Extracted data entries

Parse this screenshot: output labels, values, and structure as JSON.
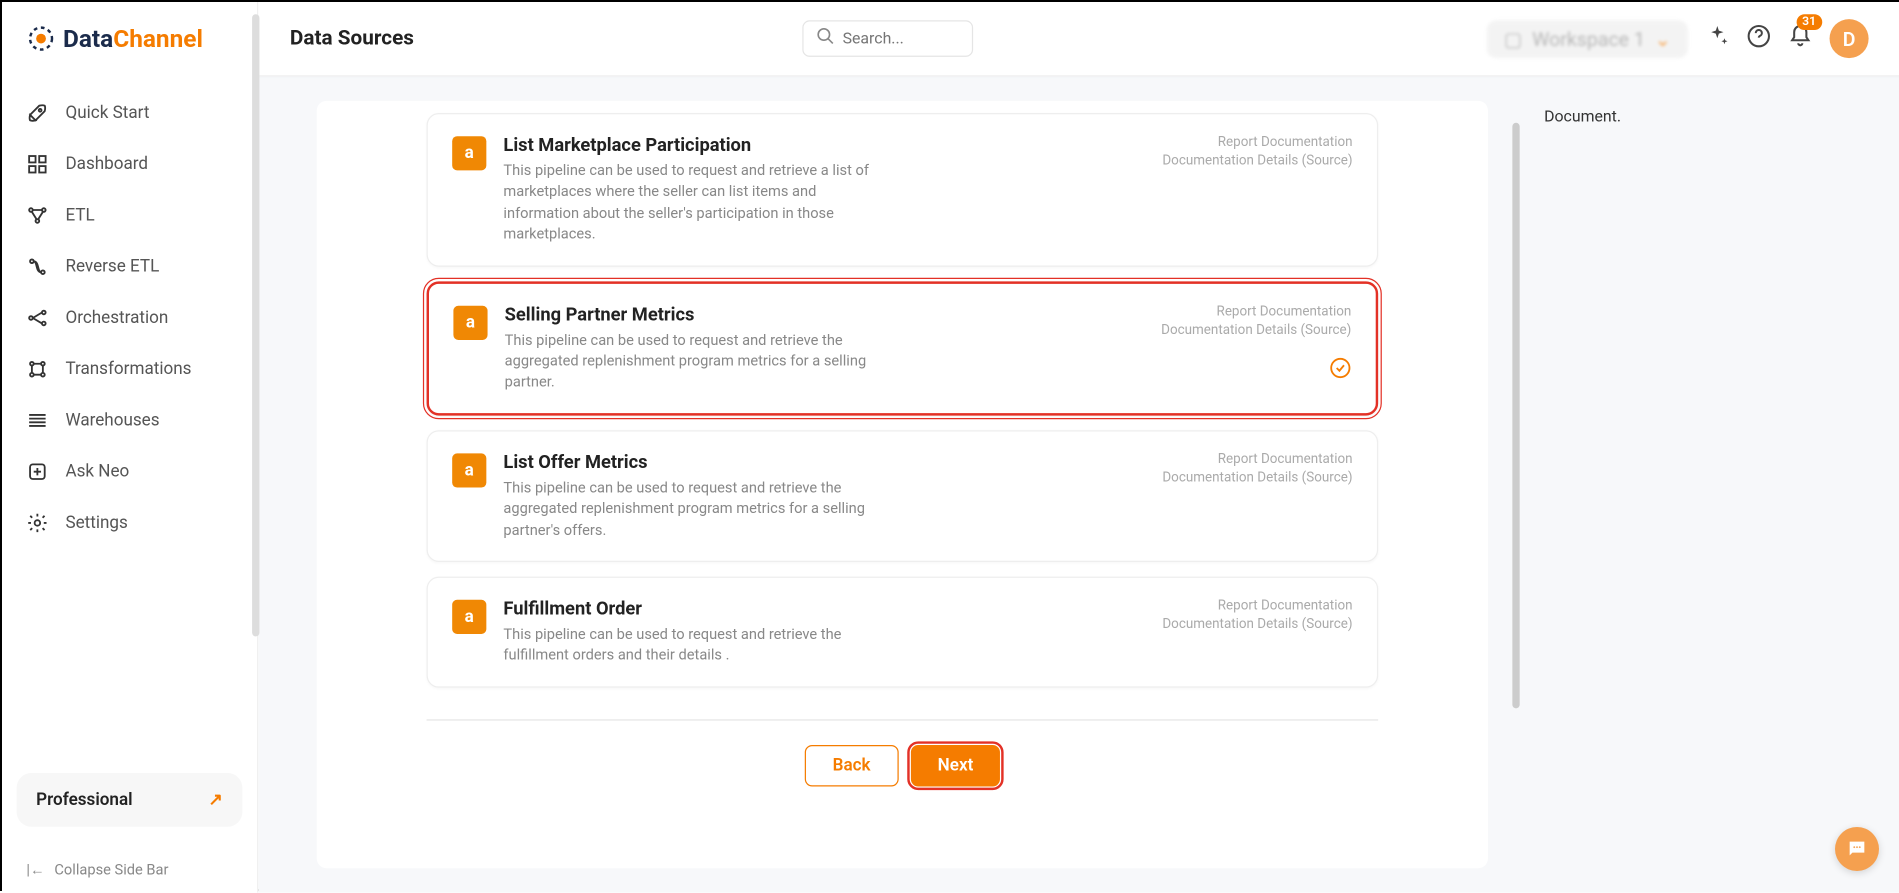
{
  "brand": {
    "dark": "Data",
    "orange": "Channel"
  },
  "sidebar": {
    "items": [
      {
        "label": "Quick Start"
      },
      {
        "label": "Dashboard"
      },
      {
        "label": "ETL"
      },
      {
        "label": "Reverse ETL"
      },
      {
        "label": "Orchestration"
      },
      {
        "label": "Transformations"
      },
      {
        "label": "Warehouses"
      },
      {
        "label": "Ask Neo"
      },
      {
        "label": "Settings"
      }
    ],
    "plan": "Professional",
    "collapse": "Collapse Side Bar"
  },
  "header": {
    "title": "Data Sources",
    "search_placeholder": "Search...",
    "workspace": "Workspace 1",
    "notifications": "31",
    "avatar": "D"
  },
  "right_panel": {
    "text": "Document."
  },
  "cards": [
    {
      "title": "List Marketplace Participation",
      "desc": "This pipeline can be used to request and retrieve a list of marketplaces where the seller can list items and information about the seller's participation in those marketplaces.",
      "link1": "Report Documentation",
      "link2": "Documentation Details (Source)",
      "selected": false
    },
    {
      "title": "Selling Partner Metrics",
      "desc": "This pipeline can be used to request and retrieve the aggregated replenishment program metrics for a selling partner.",
      "link1": "Report Documentation",
      "link2": "Documentation Details (Source)",
      "selected": true
    },
    {
      "title": "List Offer Metrics",
      "desc": "This pipeline can be used to request and retrieve the aggregated replenishment program metrics for a selling partner's offers.",
      "link1": "Report Documentation",
      "link2": "Documentation Details (Source)",
      "selected": false
    },
    {
      "title": "Fulfillment Order",
      "desc": "This pipeline can be used to request and retrieve the fulfillment orders and their details .",
      "link1": "Report Documentation",
      "link2": "Documentation Details (Source)",
      "selected": false
    }
  ],
  "buttons": {
    "back": "Back",
    "next": "Next"
  }
}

◆ The task ◆
Tally up the lines of the listing containing the word "retrieve". Give only the total.

◆ Exercise result ◆
4